● Information shown:
******************************
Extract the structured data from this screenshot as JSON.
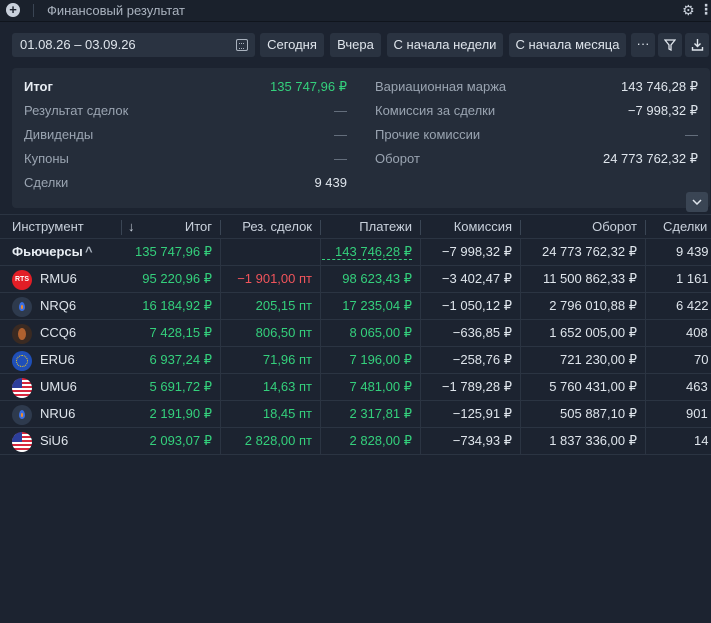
{
  "window": {
    "title": "Финансовый результат",
    "add_icon": "plus-circle-icon",
    "settings_icon": "gear-icon",
    "more_icon": "more-vertical-icon"
  },
  "toolbar": {
    "date_range": "01.08.26 – 03.09.26",
    "calendar_icon": "calendar-icon",
    "buttons": [
      "Сегодня",
      "Вчера",
      "С начала недели",
      "С начала месяца"
    ],
    "more_label": "···",
    "filter_icon": "filter-icon",
    "download_icon": "download-icon"
  },
  "summary": {
    "left": [
      {
        "label": "Итог",
        "value": "135 747,96 ₽"
      },
      {
        "label": "Результат сделок",
        "value": "—"
      },
      {
        "label": "Дивиденды",
        "value": "—"
      },
      {
        "label": "Купоны",
        "value": "—"
      },
      {
        "label": "Сделки",
        "value": "9 439"
      }
    ],
    "right": [
      {
        "label": "Вариационная маржа",
        "value": "143 746,28 ₽"
      },
      {
        "label": "Комиссия за сделки",
        "value": "−7 998,32 ₽"
      },
      {
        "label": "Прочие комиссии",
        "value": "—"
      },
      {
        "label": "Оборот",
        "value": "24 773 762,32 ₽"
      }
    ],
    "collapse_icon": "chevron-down-icon"
  },
  "table": {
    "headers": [
      "Инструмент",
      "↓",
      "Итог",
      "Рез. сделок",
      "Платежи",
      "Комиссия",
      "Оборот",
      "Сделки"
    ],
    "group": {
      "name": "Фьючерсы",
      "chevron": "^",
      "total": "135 747,96 ₽",
      "result": "",
      "payments": "143 746,28 ₽",
      "commission": "−7 998,32 ₽",
      "turnover": "24 773 762,32 ₽",
      "trades": "9 439"
    },
    "rows": [
      {
        "icon": "rts-logo-icon",
        "rts_label": "RTS",
        "name": "RMU6",
        "total": "95 220,96 ₽",
        "result": "−1 901,00 пт",
        "payments": "98 623,43 ₽",
        "commission": "−3 402,47 ₽",
        "turnover": "11 500 862,33 ₽",
        "trades": "1 161"
      },
      {
        "icon": "oil-drop-icon",
        "name": "NRQ6",
        "total": "16 184,92 ₽",
        "result": "205,15 пт",
        "payments": "17 235,04 ₽",
        "commission": "−1 050,12 ₽",
        "turnover": "2 796 010,88 ₽",
        "trades": "6 422"
      },
      {
        "icon": "cocoa-bean-icon",
        "name": "CCQ6",
        "total": "7 428,15 ₽",
        "result": "806,50 пт",
        "payments": "8 065,00 ₽",
        "commission": "−636,85 ₽",
        "turnover": "1 652 005,00 ₽",
        "trades": "408"
      },
      {
        "icon": "eu-flag-icon",
        "name": "ERU6",
        "total": "6 937,24 ₽",
        "result": "71,96 пт",
        "payments": "7 196,00 ₽",
        "commission": "−258,76 ₽",
        "turnover": "721 230,00 ₽",
        "trades": "70"
      },
      {
        "icon": "us-flag-icon",
        "name": "UMU6",
        "total": "5 691,72 ₽",
        "result": "14,63 пт",
        "payments": "7 481,00 ₽",
        "commission": "−1 789,28 ₽",
        "turnover": "5 760 431,00 ₽",
        "trades": "463"
      },
      {
        "icon": "oil-drop-icon",
        "name": "NRU6",
        "total": "2 191,90 ₽",
        "result": "18,45 пт",
        "payments": "2 317,81 ₽",
        "commission": "−125,91 ₽",
        "turnover": "505 887,10 ₽",
        "trades": "901"
      },
      {
        "icon": "us-flag-icon",
        "name": "SiU6",
        "total": "2 093,07 ₽",
        "result": "2 828,00 пт",
        "payments": "2 828,00 ₽",
        "commission": "−734,93 ₽",
        "turnover": "1 837 336,00 ₽",
        "trades": "14"
      }
    ]
  },
  "colors": {
    "background": "#1c2330",
    "panel": "#252d3a",
    "positive": "#34d07c",
    "negative": "#f0545b"
  }
}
******************************
● What to do:
For the data above, state how many lines contain "commission"; the number is the whole answer.

● Finished answer:
8